▶ [INFORMATION SUPPLIED]
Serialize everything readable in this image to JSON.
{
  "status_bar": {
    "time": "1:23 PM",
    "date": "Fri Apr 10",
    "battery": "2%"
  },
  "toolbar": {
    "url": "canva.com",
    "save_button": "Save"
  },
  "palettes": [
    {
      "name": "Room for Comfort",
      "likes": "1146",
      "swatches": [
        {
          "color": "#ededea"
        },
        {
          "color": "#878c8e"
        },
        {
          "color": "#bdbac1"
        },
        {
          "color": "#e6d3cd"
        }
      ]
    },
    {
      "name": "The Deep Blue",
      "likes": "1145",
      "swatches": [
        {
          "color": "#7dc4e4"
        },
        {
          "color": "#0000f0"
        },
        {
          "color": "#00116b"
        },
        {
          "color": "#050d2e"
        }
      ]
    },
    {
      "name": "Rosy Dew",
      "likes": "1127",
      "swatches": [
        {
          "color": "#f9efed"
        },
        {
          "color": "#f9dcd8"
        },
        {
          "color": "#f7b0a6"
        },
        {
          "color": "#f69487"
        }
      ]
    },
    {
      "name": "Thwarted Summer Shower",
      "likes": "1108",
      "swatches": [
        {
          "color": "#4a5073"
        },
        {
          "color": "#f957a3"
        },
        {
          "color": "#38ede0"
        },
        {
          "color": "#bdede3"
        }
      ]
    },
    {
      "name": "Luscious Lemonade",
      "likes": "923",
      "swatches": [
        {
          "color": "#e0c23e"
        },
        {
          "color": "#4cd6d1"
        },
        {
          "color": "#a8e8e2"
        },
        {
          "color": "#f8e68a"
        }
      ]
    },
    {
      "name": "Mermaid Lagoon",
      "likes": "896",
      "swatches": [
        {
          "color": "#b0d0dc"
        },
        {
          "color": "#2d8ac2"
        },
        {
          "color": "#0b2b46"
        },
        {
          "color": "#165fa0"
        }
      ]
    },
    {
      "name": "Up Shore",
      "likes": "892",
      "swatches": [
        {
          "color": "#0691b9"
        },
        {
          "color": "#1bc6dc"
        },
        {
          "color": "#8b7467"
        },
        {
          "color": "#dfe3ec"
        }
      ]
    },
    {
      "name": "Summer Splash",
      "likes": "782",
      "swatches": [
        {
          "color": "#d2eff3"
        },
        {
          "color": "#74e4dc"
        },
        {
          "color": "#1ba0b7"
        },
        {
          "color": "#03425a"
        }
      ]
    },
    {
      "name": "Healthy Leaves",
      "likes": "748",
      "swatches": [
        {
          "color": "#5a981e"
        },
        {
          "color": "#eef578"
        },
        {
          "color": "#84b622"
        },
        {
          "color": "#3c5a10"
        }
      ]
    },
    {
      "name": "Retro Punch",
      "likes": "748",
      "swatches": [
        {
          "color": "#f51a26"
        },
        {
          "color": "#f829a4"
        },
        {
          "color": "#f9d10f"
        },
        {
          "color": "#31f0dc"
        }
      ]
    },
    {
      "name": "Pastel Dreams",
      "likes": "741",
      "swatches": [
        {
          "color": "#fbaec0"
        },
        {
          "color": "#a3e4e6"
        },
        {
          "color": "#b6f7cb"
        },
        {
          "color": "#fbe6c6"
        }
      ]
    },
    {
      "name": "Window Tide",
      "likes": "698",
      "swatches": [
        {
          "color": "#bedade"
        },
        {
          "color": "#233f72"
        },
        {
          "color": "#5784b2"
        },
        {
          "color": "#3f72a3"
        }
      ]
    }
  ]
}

▶ [INSTRUCTION] Copy all lines from the material that hold "likes".

▶ [RESULT FOR THIS TASK]
      "likes": "1146",
      "likes": "1145",
      "likes": "1127",
      "likes": "1108",
      "likes": "923",
      "likes": "896",
      "likes": "892",
      "likes": "782",
      "likes": "748",
      "likes": "748",
      "likes": "741",
      "likes": "698",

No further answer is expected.